**Problem statement**
Locate all lines in the data below that hold "corporate" and show them.

___ Working data ___

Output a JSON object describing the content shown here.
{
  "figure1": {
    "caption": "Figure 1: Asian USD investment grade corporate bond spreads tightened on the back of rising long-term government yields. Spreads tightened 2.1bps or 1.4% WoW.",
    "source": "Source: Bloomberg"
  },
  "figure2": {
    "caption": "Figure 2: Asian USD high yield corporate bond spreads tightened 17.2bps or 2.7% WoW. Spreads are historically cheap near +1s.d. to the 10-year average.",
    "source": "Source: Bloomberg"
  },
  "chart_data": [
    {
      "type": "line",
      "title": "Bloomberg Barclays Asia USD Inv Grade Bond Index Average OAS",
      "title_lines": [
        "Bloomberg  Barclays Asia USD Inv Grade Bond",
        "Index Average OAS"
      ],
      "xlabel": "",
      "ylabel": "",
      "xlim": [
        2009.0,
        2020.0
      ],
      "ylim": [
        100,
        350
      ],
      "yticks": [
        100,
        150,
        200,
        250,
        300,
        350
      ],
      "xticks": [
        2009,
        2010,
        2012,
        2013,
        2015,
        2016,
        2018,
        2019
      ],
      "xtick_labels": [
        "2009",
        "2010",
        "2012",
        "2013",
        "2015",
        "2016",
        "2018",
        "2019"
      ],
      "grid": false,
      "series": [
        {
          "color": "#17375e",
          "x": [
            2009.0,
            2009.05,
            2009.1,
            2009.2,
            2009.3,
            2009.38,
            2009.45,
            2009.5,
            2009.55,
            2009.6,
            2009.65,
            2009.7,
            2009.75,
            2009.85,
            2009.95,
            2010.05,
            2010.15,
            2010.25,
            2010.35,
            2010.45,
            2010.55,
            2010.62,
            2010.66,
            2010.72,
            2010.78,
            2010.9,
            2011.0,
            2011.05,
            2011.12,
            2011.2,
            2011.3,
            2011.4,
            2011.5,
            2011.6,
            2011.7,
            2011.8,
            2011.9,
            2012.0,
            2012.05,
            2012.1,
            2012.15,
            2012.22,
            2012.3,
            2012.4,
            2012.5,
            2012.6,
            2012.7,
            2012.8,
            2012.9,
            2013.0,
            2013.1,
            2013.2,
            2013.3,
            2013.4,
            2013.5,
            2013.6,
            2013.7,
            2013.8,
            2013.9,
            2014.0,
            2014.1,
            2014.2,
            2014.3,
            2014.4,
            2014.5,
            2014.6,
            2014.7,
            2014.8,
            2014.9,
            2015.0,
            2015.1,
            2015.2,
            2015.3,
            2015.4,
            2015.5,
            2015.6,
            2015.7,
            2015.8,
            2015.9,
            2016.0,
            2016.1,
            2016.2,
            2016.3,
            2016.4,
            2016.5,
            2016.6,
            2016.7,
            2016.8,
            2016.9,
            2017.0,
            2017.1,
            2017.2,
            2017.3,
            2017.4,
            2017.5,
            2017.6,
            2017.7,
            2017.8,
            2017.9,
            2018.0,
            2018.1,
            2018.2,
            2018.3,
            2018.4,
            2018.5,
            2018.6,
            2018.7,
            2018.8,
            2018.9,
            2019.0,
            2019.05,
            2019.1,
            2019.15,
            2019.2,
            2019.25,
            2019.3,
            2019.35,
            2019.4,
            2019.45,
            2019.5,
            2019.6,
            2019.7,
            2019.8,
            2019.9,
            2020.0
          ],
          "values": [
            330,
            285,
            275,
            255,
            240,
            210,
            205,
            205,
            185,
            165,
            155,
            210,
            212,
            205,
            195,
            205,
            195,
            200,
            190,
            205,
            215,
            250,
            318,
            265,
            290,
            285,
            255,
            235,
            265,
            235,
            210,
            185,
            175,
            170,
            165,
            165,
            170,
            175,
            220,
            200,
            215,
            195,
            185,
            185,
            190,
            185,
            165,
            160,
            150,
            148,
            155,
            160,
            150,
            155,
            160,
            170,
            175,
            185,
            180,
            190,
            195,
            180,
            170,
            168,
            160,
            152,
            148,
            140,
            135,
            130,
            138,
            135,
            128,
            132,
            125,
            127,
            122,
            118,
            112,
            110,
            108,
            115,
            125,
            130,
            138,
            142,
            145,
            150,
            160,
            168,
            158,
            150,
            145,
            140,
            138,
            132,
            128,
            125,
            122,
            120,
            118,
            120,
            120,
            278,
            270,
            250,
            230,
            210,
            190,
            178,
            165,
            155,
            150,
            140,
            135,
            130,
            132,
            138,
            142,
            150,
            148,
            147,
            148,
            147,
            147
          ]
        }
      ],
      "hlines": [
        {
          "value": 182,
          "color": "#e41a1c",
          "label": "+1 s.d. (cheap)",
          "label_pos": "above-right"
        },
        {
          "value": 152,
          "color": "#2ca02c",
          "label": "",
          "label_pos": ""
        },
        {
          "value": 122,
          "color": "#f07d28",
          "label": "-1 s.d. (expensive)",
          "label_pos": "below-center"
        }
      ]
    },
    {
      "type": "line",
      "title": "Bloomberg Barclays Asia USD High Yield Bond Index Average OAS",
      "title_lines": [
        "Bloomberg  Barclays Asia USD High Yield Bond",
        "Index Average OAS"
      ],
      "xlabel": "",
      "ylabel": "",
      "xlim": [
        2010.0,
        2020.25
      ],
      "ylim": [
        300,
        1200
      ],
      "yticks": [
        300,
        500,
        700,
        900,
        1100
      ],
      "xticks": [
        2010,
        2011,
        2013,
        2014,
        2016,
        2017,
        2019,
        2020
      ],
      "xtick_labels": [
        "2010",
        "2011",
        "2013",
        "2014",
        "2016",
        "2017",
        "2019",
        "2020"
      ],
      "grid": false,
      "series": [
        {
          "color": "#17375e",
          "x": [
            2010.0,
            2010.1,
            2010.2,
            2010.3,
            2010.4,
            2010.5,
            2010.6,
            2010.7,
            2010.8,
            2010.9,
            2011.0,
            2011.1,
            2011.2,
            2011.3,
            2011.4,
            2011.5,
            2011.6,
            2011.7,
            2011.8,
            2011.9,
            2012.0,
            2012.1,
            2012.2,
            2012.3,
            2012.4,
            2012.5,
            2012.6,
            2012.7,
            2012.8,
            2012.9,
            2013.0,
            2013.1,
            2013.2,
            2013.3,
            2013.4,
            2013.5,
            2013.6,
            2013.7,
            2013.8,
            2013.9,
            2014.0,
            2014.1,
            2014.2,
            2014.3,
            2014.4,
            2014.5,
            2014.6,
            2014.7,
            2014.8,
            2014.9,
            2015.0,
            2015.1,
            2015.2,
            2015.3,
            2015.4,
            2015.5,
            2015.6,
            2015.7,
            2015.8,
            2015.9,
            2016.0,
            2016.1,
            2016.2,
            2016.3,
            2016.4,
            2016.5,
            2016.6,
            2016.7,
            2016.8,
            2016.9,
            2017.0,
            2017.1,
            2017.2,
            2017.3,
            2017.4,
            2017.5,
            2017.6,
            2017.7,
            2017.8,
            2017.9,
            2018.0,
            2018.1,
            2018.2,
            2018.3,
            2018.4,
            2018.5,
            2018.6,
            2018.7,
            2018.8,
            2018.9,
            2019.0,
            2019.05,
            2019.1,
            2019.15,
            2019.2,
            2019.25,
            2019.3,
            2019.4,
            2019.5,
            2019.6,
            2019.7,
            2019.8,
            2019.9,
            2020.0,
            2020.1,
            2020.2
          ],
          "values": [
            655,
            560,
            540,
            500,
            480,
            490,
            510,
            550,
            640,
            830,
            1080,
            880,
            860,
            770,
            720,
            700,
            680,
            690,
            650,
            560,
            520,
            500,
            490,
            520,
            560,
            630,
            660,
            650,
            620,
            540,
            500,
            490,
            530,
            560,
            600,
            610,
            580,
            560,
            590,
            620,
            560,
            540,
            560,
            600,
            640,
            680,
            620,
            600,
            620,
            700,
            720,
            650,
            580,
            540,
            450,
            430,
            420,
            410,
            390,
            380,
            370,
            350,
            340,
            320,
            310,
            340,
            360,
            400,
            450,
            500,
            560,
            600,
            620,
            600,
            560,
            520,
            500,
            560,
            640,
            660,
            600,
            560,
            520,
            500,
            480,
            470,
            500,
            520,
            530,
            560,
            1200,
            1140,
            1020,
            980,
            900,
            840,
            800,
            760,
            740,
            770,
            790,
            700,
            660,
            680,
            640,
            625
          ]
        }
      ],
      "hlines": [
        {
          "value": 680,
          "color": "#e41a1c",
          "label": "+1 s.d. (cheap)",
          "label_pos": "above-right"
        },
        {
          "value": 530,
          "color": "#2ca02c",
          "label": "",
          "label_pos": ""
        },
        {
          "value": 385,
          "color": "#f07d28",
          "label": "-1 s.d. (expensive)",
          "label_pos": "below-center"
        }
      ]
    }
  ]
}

___

**Completed task**
    "caption": "Figure 1: Asian USD investment grade corporate bond spreads tightened on the back of rising long-term government yields. Spreads tightened 2.1bps or 1.4% WoW.",
    "caption": "Figure 2: Asian USD high yield corporate bond spreads tightened 17.2bps or 2.7% WoW. Spreads are historically cheap near +1s.d. to the 10-year average.",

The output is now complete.